Exercise directions
Transcribe every line of the listing below without any deviation.

-----

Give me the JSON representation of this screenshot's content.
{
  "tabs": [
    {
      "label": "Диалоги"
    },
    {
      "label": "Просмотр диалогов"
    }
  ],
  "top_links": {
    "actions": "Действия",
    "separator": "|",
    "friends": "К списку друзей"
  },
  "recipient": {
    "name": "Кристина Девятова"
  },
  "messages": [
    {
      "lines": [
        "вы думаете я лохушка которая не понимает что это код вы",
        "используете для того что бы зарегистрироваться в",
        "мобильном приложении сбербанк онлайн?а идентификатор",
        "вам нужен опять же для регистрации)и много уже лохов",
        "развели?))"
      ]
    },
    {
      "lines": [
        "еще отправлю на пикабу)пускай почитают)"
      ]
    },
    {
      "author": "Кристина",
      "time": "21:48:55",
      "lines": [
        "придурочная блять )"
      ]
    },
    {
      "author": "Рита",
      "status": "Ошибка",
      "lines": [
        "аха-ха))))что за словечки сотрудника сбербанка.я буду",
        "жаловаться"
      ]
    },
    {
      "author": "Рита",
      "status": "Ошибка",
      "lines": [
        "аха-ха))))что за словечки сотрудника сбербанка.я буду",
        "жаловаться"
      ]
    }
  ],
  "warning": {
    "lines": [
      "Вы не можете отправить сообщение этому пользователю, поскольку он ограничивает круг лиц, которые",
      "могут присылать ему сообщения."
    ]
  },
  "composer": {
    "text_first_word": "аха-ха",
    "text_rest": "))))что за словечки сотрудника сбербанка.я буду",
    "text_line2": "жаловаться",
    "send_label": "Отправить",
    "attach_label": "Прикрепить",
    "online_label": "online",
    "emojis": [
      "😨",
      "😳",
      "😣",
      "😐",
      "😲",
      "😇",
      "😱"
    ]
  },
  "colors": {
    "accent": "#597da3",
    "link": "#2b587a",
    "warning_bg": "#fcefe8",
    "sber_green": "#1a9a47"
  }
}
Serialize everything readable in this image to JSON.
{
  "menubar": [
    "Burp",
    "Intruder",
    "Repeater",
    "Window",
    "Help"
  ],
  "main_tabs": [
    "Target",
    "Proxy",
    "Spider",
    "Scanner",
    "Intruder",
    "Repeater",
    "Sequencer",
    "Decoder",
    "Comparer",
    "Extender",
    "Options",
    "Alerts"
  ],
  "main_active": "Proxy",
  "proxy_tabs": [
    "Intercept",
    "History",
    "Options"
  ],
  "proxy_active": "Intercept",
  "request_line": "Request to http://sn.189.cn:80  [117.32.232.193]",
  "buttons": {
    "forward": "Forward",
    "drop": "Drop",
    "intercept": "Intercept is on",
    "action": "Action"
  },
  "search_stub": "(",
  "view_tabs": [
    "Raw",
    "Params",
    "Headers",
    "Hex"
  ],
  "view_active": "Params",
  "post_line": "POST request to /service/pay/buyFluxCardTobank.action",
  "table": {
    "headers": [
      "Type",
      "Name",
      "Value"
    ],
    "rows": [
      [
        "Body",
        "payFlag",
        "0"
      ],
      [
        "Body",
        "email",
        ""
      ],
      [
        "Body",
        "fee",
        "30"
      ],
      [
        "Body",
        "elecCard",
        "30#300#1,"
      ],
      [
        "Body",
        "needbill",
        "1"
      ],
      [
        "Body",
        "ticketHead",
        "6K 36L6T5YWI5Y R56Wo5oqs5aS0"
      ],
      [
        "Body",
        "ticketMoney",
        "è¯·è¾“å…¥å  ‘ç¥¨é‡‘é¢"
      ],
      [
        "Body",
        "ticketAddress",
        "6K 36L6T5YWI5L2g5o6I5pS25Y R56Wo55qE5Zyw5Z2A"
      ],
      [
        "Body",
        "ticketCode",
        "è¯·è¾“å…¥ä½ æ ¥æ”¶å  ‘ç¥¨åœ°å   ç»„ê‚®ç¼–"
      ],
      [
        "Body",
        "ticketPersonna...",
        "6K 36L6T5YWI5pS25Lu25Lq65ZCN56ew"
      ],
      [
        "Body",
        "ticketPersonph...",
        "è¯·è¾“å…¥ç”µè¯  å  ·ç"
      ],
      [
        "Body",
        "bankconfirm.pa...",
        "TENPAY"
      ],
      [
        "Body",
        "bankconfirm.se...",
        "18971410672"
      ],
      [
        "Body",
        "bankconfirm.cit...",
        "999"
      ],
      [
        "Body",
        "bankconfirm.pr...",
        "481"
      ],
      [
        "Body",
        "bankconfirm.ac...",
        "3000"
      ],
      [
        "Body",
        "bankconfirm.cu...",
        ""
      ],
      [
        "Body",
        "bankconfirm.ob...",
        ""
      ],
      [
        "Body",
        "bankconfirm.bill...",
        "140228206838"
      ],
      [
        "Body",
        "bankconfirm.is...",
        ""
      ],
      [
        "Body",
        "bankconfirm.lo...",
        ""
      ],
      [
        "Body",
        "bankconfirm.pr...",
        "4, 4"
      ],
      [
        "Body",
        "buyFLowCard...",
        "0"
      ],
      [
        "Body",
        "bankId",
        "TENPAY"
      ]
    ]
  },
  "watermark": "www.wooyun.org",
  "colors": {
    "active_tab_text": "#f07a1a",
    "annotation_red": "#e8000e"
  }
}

-----

Problem solution
Give me the JSON representation of this screenshot's content.
{
  "tabs": [
    {
      "label": "Диалоги"
    },
    {
      "label": "Просмотр диалогов"
    }
  ],
  "top_links": {
    "actions": "Действия",
    "separator": "|",
    "friends": "К списку друзей"
  },
  "recipient": {
    "name": "Кристина Девятова"
  },
  "messages": [
    {
      "lines": [
        "вы думаете я лохушка которая не понимает что это код вы",
        "используете для того что бы зарегистрироваться в",
        "мобильном приложении сбербанк онлайн?а идентификатор",
        "вам нужен опять же для регистрации)и много уже лохов",
        "развели?))"
      ]
    },
    {
      "lines": [
        "еще отправлю на пикабу)пускай почитают)"
      ]
    },
    {
      "author": "Кристина",
      "time": "21:48:55",
      "lines": [
        "придурочная блять )"
      ]
    },
    {
      "author": "Рита",
      "status": "Ошибка",
      "lines": [
        "аха-ха))))что за словечки сотрудника сбербанка.я буду",
        "жаловаться"
      ]
    },
    {
      "author": "Рита",
      "status": "Ошибка",
      "lines": [
        "аха-ха))))что за словечки сотрудника сбербанка.я буду",
        "жаловаться"
      ]
    }
  ],
  "warning": {
    "lines": [
      "Вы не можете отправить сообщение этому пользователю, поскольку он ограничивает круг лиц, которые",
      "могут присылать ему сообщения."
    ]
  },
  "composer": {
    "text_first_word": "аха-ха",
    "text_rest": "))))что за словечки сотрудника сбербанка.я буду",
    "text_line2": "жаловаться",
    "send_label": "Отправить",
    "attach_label": "Прикрепить",
    "online_label": "online",
    "emojis": [
      "😨",
      "😳",
      "😣",
      "😐",
      "😲",
      "😇",
      "😱"
    ]
  },
  "colors": {
    "accent": "#597da3",
    "link": "#2b587a",
    "warning_bg": "#fcefe8",
    "sber_green": "#1a9a47"
  }
}
Serialize everything readable in this image to JSON.
{
  "menubar": [
    "Burp",
    "Intruder",
    "Repeater",
    "Window",
    "Help"
  ],
  "main_tabs": [
    "Target",
    "Proxy",
    "Spider",
    "Scanner",
    "Intruder",
    "Repeater",
    "Sequencer",
    "Decoder",
    "Comparer",
    "Extender",
    "Options",
    "Alerts"
  ],
  "main_active": "Proxy",
  "proxy_tabs": [
    "Intercept",
    "History",
    "Options"
  ],
  "proxy_active": "Intercept",
  "request_line": "Request to http://sn.189.cn:80  [117.32.232.193]",
  "buttons": {
    "forward": "Forward",
    "drop": "Drop",
    "intercept": "Intercept is on",
    "action": "Action"
  },
  "search_stub": "(",
  "view_tabs": [
    "Raw",
    "Params",
    "Headers",
    "Hex"
  ],
  "view_active": "Params",
  "post_line": "POST request to /service/pay/buyFluxCardTobank.action",
  "table": {
    "headers": [
      "Type",
      "Name",
      "Value"
    ],
    "rows": [
      [
        "Body",
        "payFlag",
        "0"
      ],
      [
        "Body",
        "email",
        ""
      ],
      [
        "Body",
        "fee",
        "30"
      ],
      [
        "Body",
        "elecCard",
        "30#300#1,"
      ],
      [
        "Body",
        "needbill",
        "1"
      ],
      [
        "Body",
        "ticketHead",
        "6K 36L6T5YWI5Y R56Wo5oqs5aS0"
      ],
      [
        "Body",
        "ticketMoney",
        "è¯·è¾“å…¥å  ‘ç¥¨é‡‘é¢"
      ],
      [
        "Body",
        "ticketAddress",
        "6K 36L6T5YWI5L2g5o6I5pS25Y R56Wo55qE5Zyw5Z2A"
      ],
      [
        "Body",
        "ticketCode",
        "è¯·è¾“å…¥ä½ æ ¥æ”¶å  ‘ç¥¨åœ°å   ç»„ê‚®ç¼–"
      ],
      [
        "Body",
        "ticketPersonna...",
        "6K 36L6T5YWI5pS25Lu25Lq65ZCN56ew"
      ],
      [
        "Body",
        "ticketPersonph...",
        "è¯·è¾“å…¥ç”µè¯  å  ·ç"
      ],
      [
        "Body",
        "bankconfirm.pa...",
        "TENPAY"
      ],
      [
        "Body",
        "bankconfirm.se...",
        "18971410672"
      ],
      [
        "Body",
        "bankconfirm.cit...",
        "999"
      ],
      [
        "Body",
        "bankconfirm.pr...",
        "481"
      ],
      [
        "Body",
        "bankconfirm.ac...",
        "3000"
      ],
      [
        "Body",
        "bankconfirm.cu...",
        ""
      ],
      [
        "Body",
        "bankconfirm.ob...",
        ""
      ],
      [
        "Body",
        "bankconfirm.bill...",
        "140228206838"
      ],
      [
        "Body",
        "bankconfirm.is...",
        ""
      ],
      [
        "Body",
        "bankconfirm.lo...",
        ""
      ],
      [
        "Body",
        "bankconfirm.pr...",
        "4, 4"
      ],
      [
        "Body",
        "buyFLowCard...",
        "0"
      ],
      [
        "Body",
        "bankId",
        "TENPAY"
      ]
    ]
  },
  "watermark": "www.wooyun.org",
  "colors": {
    "active_tab_text": "#f07a1a",
    "annotation_red": "#e8000e"
  }
}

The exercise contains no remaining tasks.